**EXERCISE TASK**
Below are some records: retype them all exactly, but not the pictures.

**EXTRACTED INFORMATION**

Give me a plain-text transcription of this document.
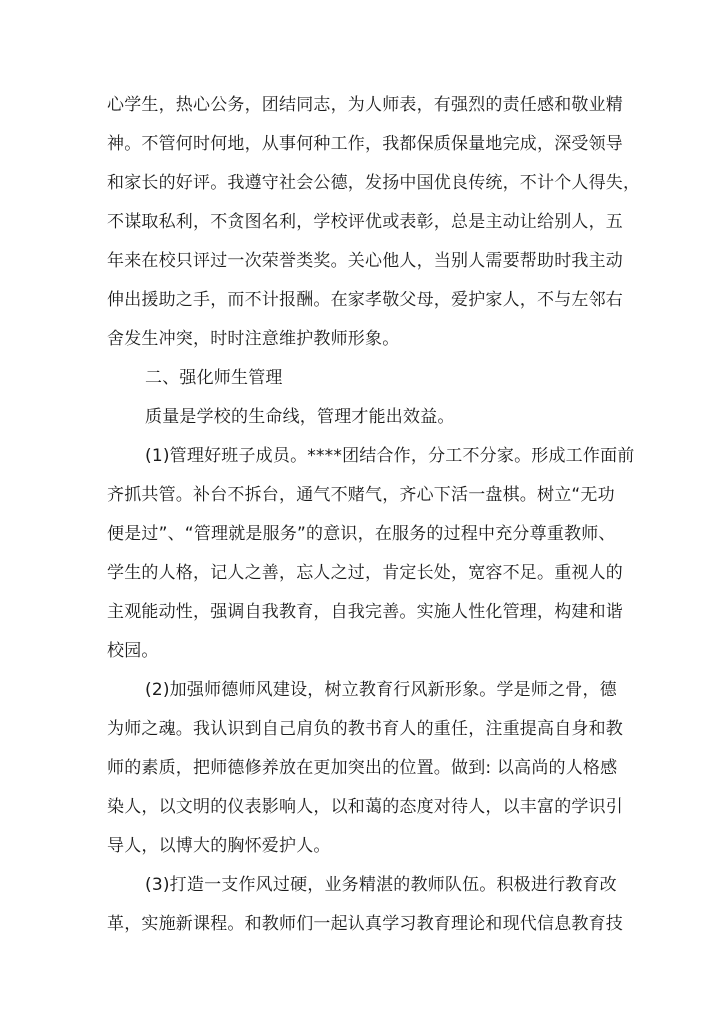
心学生，热心公务，团结同志，为人师表，有强烈的责任感和敬业精
神。不管何时何地，从事何种工作，我都保质保量地完成，深受领导
和家长的好评。我遵守社会公德，发扬中国优良传统，不计个人得失，
不谋取私利，不贪图名利，学校评优或表彰，总是主动让给别人，五
年来在校只评过一次荣誉类奖。关心他人，当别人需要帮助时我主动
伸出援助之手，而不计报酬。在家孝敬父母，爱护家人，不与左邻右
舍发生冲突，时时注意维护教师形象。
二、强化师生管理
质量是学校的生命线，管理才能出效益。
(1)管理好班子成员。****团结合作，分工不分家。形成工作面前
齐抓共管。补台不拆台，通气不赌气，齐心下活一盘棋。树立“无功
便是过”、“管理就是服务”的意识，在服务的过程中充分尊重教师、
学生的人格，记人之善，忘人之过，肯定长处，宽容不足。重视人的
主观能动性，强调自我教育，自我完善。实施人性化管理，构建和谐
校园。
(2)加强师德师风建设，树立教育行风新形象。学是师之骨，德
为师之魂。我认识到自己肩负的教书育人的重任，注重提高自身和教
师的素质，把师德修养放在更加突出的位置。做到: 以高尚的人格感
染人，以文明的仪表影响人，以和蔼的态度对待人，以丰富的学识引
导人，以博大的胸怀爱护人。
(3)打造一支作风过硬，业务精湛的教师队伍。积极进行教育改
革，实施新课程。和教师们一起认真学习教育理论和现代信息教育技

**COMPLETED EXERCISE**
Give me a plain-text transcription of this document.
心学生，热心公务，团结同志，为人师表，有强烈的责任感和敬业精
神。不管何时何地，从事何种工作，我都保质保量地完成，深受领导
和家长的好评。我遵守社会公德，发扬中国优良传统，不计个人得失，
不谋取私利，不贪图名利，学校评优或表彰，总是主动让给别人，五
年来在校只评过一次荣誉类奖。关心他人，当别人需要帮助时我主动
伸出援助之手，而不计报酬。在家孝敬父母，爱护家人，不与左邻右
舍发生冲突，时时注意维护教师形象。
二、强化师生管理
质量是学校的生命线，管理才能出效益。
(1)管理好班子成员。****团结合作，分工不分家。形成工作面前
齐抓共管。补台不拆台，通气不赌气，齐心下活一盘棋。树立“无功
便是过”、“管理就是服务”的意识，在服务的过程中充分尊重教师、
学生的人格，记人之善，忘人之过，肯定长处，宽容不足。重视人的
主观能动性，强调自我教育，自我完善。实施人性化管理，构建和谐
校园。
(2)加强师德师风建设，树立教育行风新形象。学是师之骨，德
为师之魂。我认识到自己肩负的教书育人的重任，注重提高自身和教
师的素质，把师德修养放在更加突出的位置。做到: 以高尚的人格感
染人，以文明的仪表影响人，以和蔼的态度对待人，以丰富的学识引
导人，以博大的胸怀爱护人。
(3)打造一支作风过硬，业务精湛的教师队伍。积极进行教育改
革，实施新课程。和教师们一起认真学习教育理论和现代信息教育技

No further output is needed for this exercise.